## Problems and tasks
a) In the blog post on performance troubleshooting, what statement does the author say the team hears very often?
b) Rewrite the part of the blog post on performance troubleshooting that opens with the words containing "Any new team" and closes with "server stop responding?", changing "server" to "machine" throughout.
c) Extend the blog post on performance troubleshooting past its final sentence.

## Document excerpt
start

I’m not going to start a new blog by insulting my favorite Microsoft Solution, Small Business Server, and say supporting that is easy or tame…that’s just not accurate. After several years in that realm I can safely say I learned to stay afloat in almost any situation. But after moving to our Performance team I’ve quickly come to realize there is more to swimming than just a good front crawl. And now that I’m here it’s time to dive in and really learn to swim!
Any new team member at one point or another should pose the question ” What exactly do we troubleshoot?” and that really is the heart of the Performance team… defining just that. For example, a very common statement we hear is “My server is Slow.” Now, let’s just get this out of the way right now: “Slow” is a four-letter word. On its own, “Slow”, as a description, is useless. It is a good ice-breaker, it gets the conversation started but it is just the beginning of the fun.
What is slow?
What is the expected behavior?
When did this start?
Does it get slow over time?
Does it eventually make the application or server stop responding?
If we reboot does it get better for a while?
How often has this happened?
How many times has it happened?
How long does it take to return?
Can we reproduce the behavior on demand?
Is it happening right now?
The questions are seemingly endless depending on the logic path we follow. But when answered we should have a pretty complete view of the issue at hand. To sync back to the swimming analogy… I’d much prefer to learn to swim in a chlorinated neighborhood pool verses a limitless ocean with unknown variables called sharks, jellyfish and seaweed!

end

## Dataset rows

start

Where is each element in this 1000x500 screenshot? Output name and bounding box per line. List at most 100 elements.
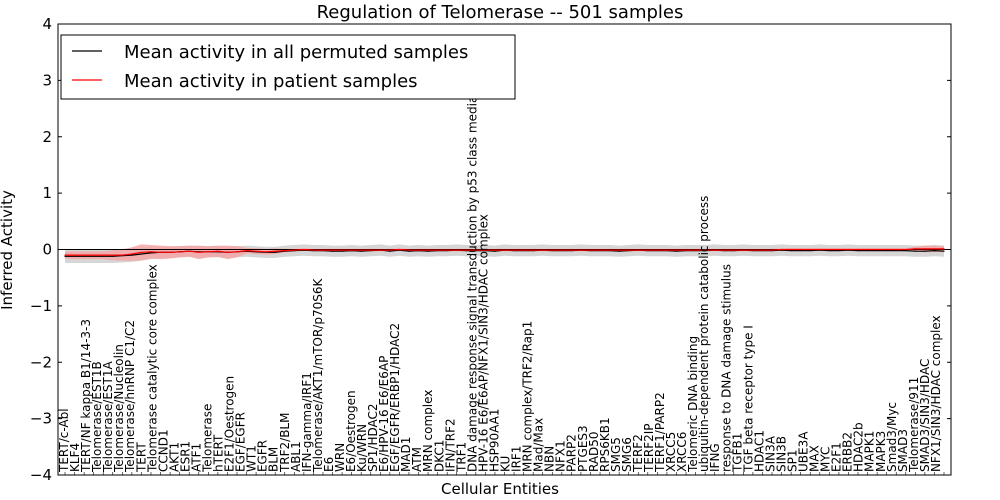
- entity-label: Telomeric DNA binding: [686, 336, 700, 473]
- entity-label: TERT/c-Abl: [57, 408, 71, 473]
- entity-label: IFN-gamma/IRF1: [300, 372, 314, 472]
- data-point: [828, 250, 830, 252]
- entity-label: RAD50: [587, 431, 601, 472]
- entity-label: ATM: [410, 447, 424, 472]
- data-point: [303, 248, 305, 251]
- data-point: [914, 250, 916, 252]
- data-point: [513, 249, 515, 251]
- entity-label: UBE3A: [797, 431, 811, 472]
- data-point: [293, 249, 295, 251]
- entity-label: SMG5: [609, 437, 623, 472]
- data-point: [274, 251, 276, 253]
- entity-label: E6/Oestrogen: [344, 390, 358, 472]
- entity-label: KLF4: [68, 443, 82, 472]
- data-point: [427, 249, 429, 251]
- data-point: [790, 250, 792, 252]
- data-point: [675, 249, 678, 251]
- data-point: [74, 254, 76, 256]
- entity-label: SMAD3/SIN3/HDAC: [918, 359, 932, 472]
- entity-label: EGFR: [256, 440, 270, 472]
- entity-label: TERT/NF kappa B1/14-3-3: [79, 319, 93, 473]
- data-point: [637, 249, 639, 251]
- y-tick-label: 2: [42, 128, 52, 146]
- entity-label: IFN/TRF2: [443, 418, 457, 472]
- entity-label: MAPK3: [874, 431, 888, 472]
- data-point: [666, 249, 668, 251]
- data-point: [933, 250, 936, 252]
- data-point: [733, 249, 735, 251]
- data-point: [857, 248, 859, 251]
- data-point: [809, 250, 811, 252]
- entity-label: IRF1: [510, 446, 524, 472]
- data-point: [494, 250, 496, 252]
- data-point: [408, 249, 410, 251]
- data-point: [609, 249, 611, 251]
- data-point: [742, 249, 745, 251]
- data-point: [484, 249, 486, 251]
- entity-label: Telomerase/EST1A: [101, 360, 115, 473]
- data-point: [685, 249, 687, 251]
- data-point: [675, 250, 678, 252]
- entity-label: Mad/Max: [532, 418, 546, 472]
- data-point: [819, 248, 821, 251]
- data-point: [580, 249, 582, 251]
- entity-label: Telomerase/Nucleolin: [112, 344, 126, 473]
- data-point: [93, 255, 95, 257]
- data-point: [761, 249, 764, 251]
- entity-label: TERF2: [631, 434, 645, 473]
- y-tick-label: 1: [42, 184, 52, 202]
- series-band-1: [65, 244, 944, 261]
- data-point: [112, 254, 114, 256]
- data-point: [943, 250, 945, 252]
- data-point: [704, 249, 706, 251]
- data-point: [943, 248, 945, 250]
- data-point: [427, 250, 429, 252]
- data-point: [437, 249, 439, 251]
- entity-label: MAX: [808, 445, 822, 472]
- data-point: [446, 249, 448, 251]
- data-point: [876, 248, 878, 251]
- data-point: [198, 251, 200, 253]
- data-point: [532, 249, 534, 251]
- data-point: [131, 253, 133, 255]
- data-point: [809, 248, 811, 251]
- data-point: [561, 249, 563, 251]
- y-axis-title: Inferred Activity: [0, 190, 16, 310]
- data-point: [226, 251, 228, 253]
- data-point: [389, 250, 391, 252]
- data-point: [245, 250, 248, 252]
- data-point: [159, 251, 162, 253]
- entity-label: Telomerase/EST1B: [90, 361, 104, 473]
- legend: Mean activity in all permuted samples Me…: [60, 34, 516, 100]
- entity-label: MRN complex: [421, 390, 435, 472]
- data-point: [847, 248, 850, 251]
- legend-label-permuted: Mean activity in all permuted samples: [124, 42, 468, 63]
- entity-label: Telomerase/911: [907, 377, 921, 473]
- data-point: [876, 250, 878, 252]
- data-point: [828, 248, 830, 251]
- entity-label: SP1: [786, 450, 800, 473]
- data-point: [523, 249, 525, 251]
- entity-label: Telomerase/hnRNP C1/C2: [123, 320, 137, 473]
- data-point: [867, 248, 869, 251]
- entity-label: TGF beta receptor type I: [741, 325, 755, 473]
- data-point: [494, 249, 496, 251]
- data-point: [331, 249, 334, 251]
- data-point: [112, 255, 114, 257]
- data-point: [217, 250, 219, 252]
- data-point: [628, 249, 630, 251]
- entity-label: TERT: [134, 442, 148, 473]
- data-point: [551, 249, 553, 251]
- y-tick-label: −1: [30, 297, 52, 315]
- y-tick-label: 4: [42, 15, 52, 33]
- entity-label: PARP2: [565, 434, 579, 472]
- entity-label: response to DNA damage stimulus: [719, 264, 733, 472]
- entity-label: KU: [499, 456, 513, 472]
- data-point: [150, 251, 152, 253]
- data-point: [74, 255, 76, 257]
- entity-label: SMAD3: [896, 429, 910, 472]
- data-point: [131, 254, 133, 256]
- data-point: [905, 248, 907, 251]
- data-point: [93, 254, 95, 256]
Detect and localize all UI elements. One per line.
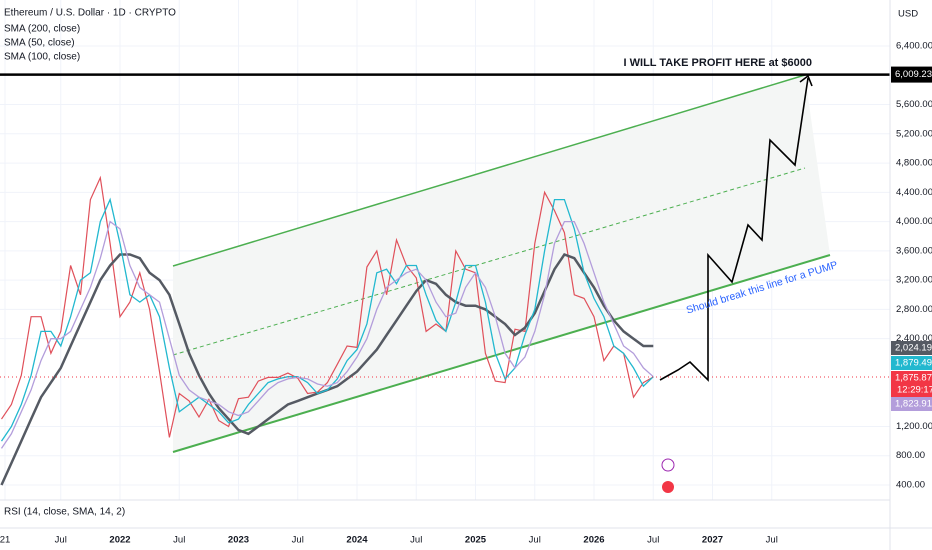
x-tick-label: Jul — [647, 535, 659, 546]
x-tick-label: 2025 — [465, 535, 487, 546]
sma-line — [0, 220, 654, 449]
x-tick-label: Jul — [766, 535, 778, 546]
y-tick-label: 3,600.00 — [896, 245, 932, 256]
price-tag — [891, 397, 932, 411]
price-tag-label: 1,823.91 — [895, 399, 932, 410]
x-tick-label: Jul — [173, 535, 185, 546]
channel-lower — [172, 254, 831, 453]
price-tag-label: 2,024.19 — [895, 343, 932, 354]
y-tick-label: 800.00 — [896, 450, 925, 461]
y-tick-label: 4,000.00 — [896, 216, 932, 227]
y-tick-label: 400.00 — [896, 480, 925, 491]
price-tag — [891, 356, 932, 370]
y-tick-label: 2,800.00 — [896, 304, 932, 315]
x-tick-label: 21 — [0, 535, 10, 546]
y-tick-label: 1,200.00 — [896, 421, 932, 432]
axes: 400.00 800.00 1,200.00 2,400.00 2,800.00 3,20… — [0, 41, 932, 546]
y-tick-label: 2,400.00 — [896, 333, 932, 344]
indicator-label: RSI (14, close, SMA, 14, 2) — [4, 507, 125, 518]
legend-entry: SMA (100, close) — [4, 52, 80, 63]
legend-entry: SMA (50, close) — [4, 38, 75, 49]
channel-upper — [172, 74, 806, 267]
annotation-profit: I WILL TAKE PROFIT HERE at $6000 — [624, 57, 812, 69]
legend-entry: SMA (200, close) — [4, 24, 80, 35]
icon[interactable] — [662, 481, 674, 493]
x-tick-label: Jul — [55, 535, 67, 546]
chart-title: Ethereum / U.S. Dollar · 1D · CRYPTO — [4, 8, 176, 19]
x-tick-label: 2022 — [109, 535, 130, 546]
price-tag-label: 1,879.49 — [895, 358, 932, 369]
plot — [0, 73, 890, 486]
channel-fill — [173, 75, 830, 452]
sma-line — [0, 197, 654, 442]
y-tick-label: 5,200.00 — [896, 128, 932, 139]
y-tick-label: 4,800.00 — [896, 158, 932, 169]
y-tick-label: 3,200.00 — [896, 275, 932, 286]
price-line — [1, 175, 654, 438]
level-tag-label: 6,009.23 — [895, 69, 932, 80]
price-tag-label: 1,875.87 — [895, 373, 932, 384]
price-tag — [891, 341, 932, 355]
x-tick-label: 2024 — [346, 535, 368, 546]
countdown: 12:29:17 — [897, 385, 932, 396]
projection — [659, 77, 809, 382]
icon[interactable] — [661, 458, 675, 472]
channel-mid — [172, 167, 806, 356]
y-tick-label: 6,400.00 — [896, 41, 932, 52]
y-tick-label: 4,400.00 — [896, 187, 932, 198]
price-tag — [891, 371, 932, 397]
x-tick-label: Jul — [410, 535, 422, 546]
x-tick-label: 2023 — [228, 535, 249, 546]
projection-arrow — [799, 74, 813, 87]
x-tick-label: 2026 — [583, 535, 604, 546]
currency: USD — [898, 9, 918, 20]
x-tick-label: Jul — [292, 535, 304, 546]
x-tick-label: 2027 — [702, 535, 723, 546]
y-tick-label: 5,600.00 — [896, 99, 932, 110]
x-tick-label: Jul — [529, 535, 541, 546]
level-tag — [891, 66, 932, 83]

end

## Results by task
a) "My server is Slow."

b)
Any new team member at one point or another should pose the question ” What exactly do we troubleshoot?” and that really is the heart of the Performance team… defining just that. For example, a very common statement we hear is “My machine is Slow.” Now, let’s just get this out of the way right now: “Slow” is a four-letter word. On its own, “Slow”, as a description, is useless. It is a good ice-breaker, it gets the conversation started but it is just the beginning of the fun.
What is slow?
What is the expected behavior?
When did this start?
Does it get slow over time?
Does it eventually make the application or machine stop responding?

c)
While can be frustrating and tedious to ask, and sound completely repetitive, each twist and turn can point us in different directions. What is slow? “Trying to open MMCs, calc.exe and paint.exe” is different than “Trying to close Office docs.” How slow? “Takes 10 seconds” is not the same as “Takes 3 minutes.” or “45 minutes.” When did this start? “Just now”, “3 days ago”, “A month”, or “Six months.” Does it get better on its own or do we have to reboot? If it gets better on its own, it’s not a leak or a resource lock. How long does it take to return? “Happens once a month” requires completely different thinking than “happens every 2 hours”, or “happens everyday at 5pm.”
When it comes to “Slow” server performance, the issues can range from massive network traffic, intensive LDAP queries, physical bottlenecks such as older NICs, slow disks, underperforming driver controllers, CPUs; low memory conditions ranging from lack of sufficient RAM, low disk space for the page file or virtual memory leaks. It can be software doing its job with slightly unanticipated enthusiasm, two processes arm wrestling over bragging rights or that one greedy little kid that takes all the candy out of the candy bowl, stuffing it in his pocket for later. Exchange, SQL, DNS…I’m looking at you! (to their credit those greedy kids do give back the candy they’ve hoarded if asked.)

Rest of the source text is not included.